▸ **Extracted data entries**:

>> START

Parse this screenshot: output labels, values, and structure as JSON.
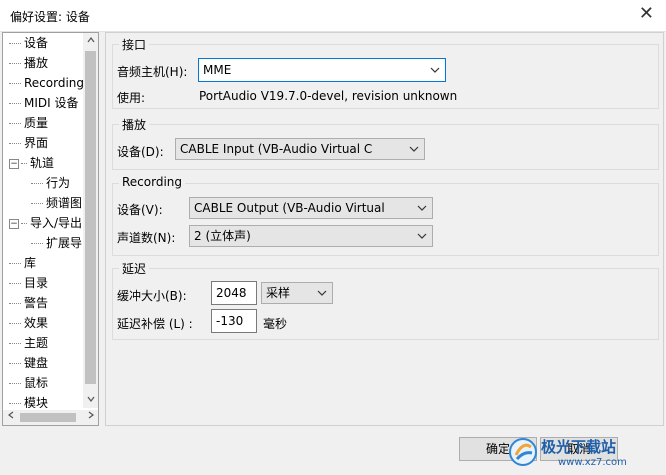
{
  "window": {
    "title": "偏好设置:  设备",
    "close_label": "✕"
  },
  "tree": {
    "items": [
      {
        "label": "设备"
      },
      {
        "label": "播放"
      },
      {
        "label": "Recording"
      },
      {
        "label": "MIDI 设备"
      },
      {
        "label": "质量"
      },
      {
        "label": "界面"
      },
      {
        "label": "轨道"
      },
      {
        "label": "行为"
      },
      {
        "label": "频谱图"
      },
      {
        "label": "导入/导出"
      },
      {
        "label": "扩展导"
      },
      {
        "label": "库"
      },
      {
        "label": "目录"
      },
      {
        "label": "警告"
      },
      {
        "label": "效果"
      },
      {
        "label": "主题"
      },
      {
        "label": "键盘"
      },
      {
        "label": "鼠标"
      },
      {
        "label": "模块"
      }
    ],
    "collapse_glyph": "−"
  },
  "interface": {
    "title": "接口",
    "host_label": "音频主机(H):",
    "host_value": "MME",
    "using_label": "使用:",
    "using_value": "PortAudio V19.7.0-devel, revision unknown"
  },
  "playback": {
    "title": "播放",
    "device_label": "设备(D):",
    "device_value": "CABLE Input (VB-Audio Virtual C"
  },
  "recording": {
    "title": "Recording",
    "device_label": "设备(V):",
    "device_value": "CABLE Output (VB-Audio Virtual",
    "channels_label": "声道数(N):",
    "channels_value": "2 (立体声)"
  },
  "latency": {
    "title": "延迟",
    "buffer_label": "缓冲大小(B):",
    "buffer_value": "2048",
    "buffer_unit": "采样",
    "comp_label": "延迟补偿 (L) :",
    "comp_value": "-130",
    "comp_unit": "毫秒"
  },
  "buttons": {
    "ok": "确定",
    "cancel": "取消"
  },
  "watermark": {
    "text": "极光下载站",
    "url": "www.xz7.com"
  }
}
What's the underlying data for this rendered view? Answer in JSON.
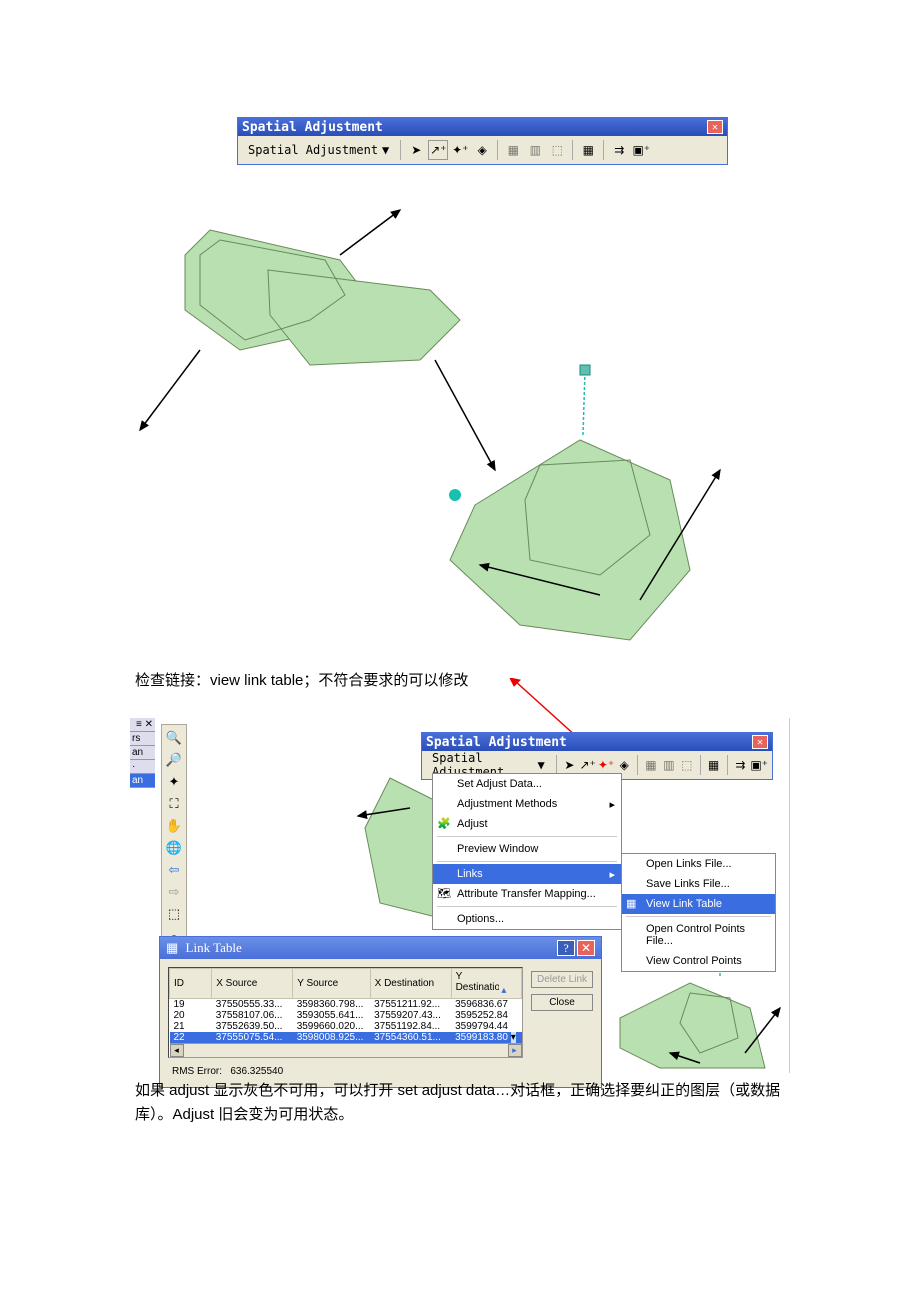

>> END

▸ **To do**: Every record gets retyped exactly; no picture goes into the copy.

▸ **Problem solution**:
Parse this screenshot: output labels, values, and structure as JSON.
{
  "window": {
    "title": "偏好设置:  设备",
    "close_label": "✕"
  },
  "tree": {
    "items": [
      {
        "label": "设备"
      },
      {
        "label": "播放"
      },
      {
        "label": "Recording"
      },
      {
        "label": "MIDI 设备"
      },
      {
        "label": "质量"
      },
      {
        "label": "界面"
      },
      {
        "label": "轨道"
      },
      {
        "label": "行为"
      },
      {
        "label": "频谱图"
      },
      {
        "label": "导入/导出"
      },
      {
        "label": "扩展导"
      },
      {
        "label": "库"
      },
      {
        "label": "目录"
      },
      {
        "label": "警告"
      },
      {
        "label": "效果"
      },
      {
        "label": "主题"
      },
      {
        "label": "键盘"
      },
      {
        "label": "鼠标"
      },
      {
        "label": "模块"
      }
    ],
    "collapse_glyph": "−"
  },
  "interface": {
    "title": "接口",
    "host_label": "音频主机(H):",
    "host_value": "MME",
    "using_label": "使用:",
    "using_value": "PortAudio V19.7.0-devel, revision unknown"
  },
  "playback": {
    "title": "播放",
    "device_label": "设备(D):",
    "device_value": "CABLE Input (VB-Audio Virtual C"
  },
  "recording": {
    "title": "Recording",
    "device_label": "设备(V):",
    "device_value": "CABLE Output (VB-Audio Virtual",
    "channels_label": "声道数(N):",
    "channels_value": "2 (立体声)"
  },
  "latency": {
    "title": "延迟",
    "buffer_label": "缓冲大小(B):",
    "buffer_value": "2048",
    "buffer_unit": "采样",
    "comp_label": "延迟补偿 (L) :",
    "comp_value": "-130",
    "comp_unit": "毫秒"
  },
  "buttons": {
    "ok": "确定",
    "cancel": "取消"
  },
  "watermark": {
    "text": "极光下载站",
    "url": "www.xz7.com"
  }
}
What's the underlying data for this rendered view? Answer in JSON.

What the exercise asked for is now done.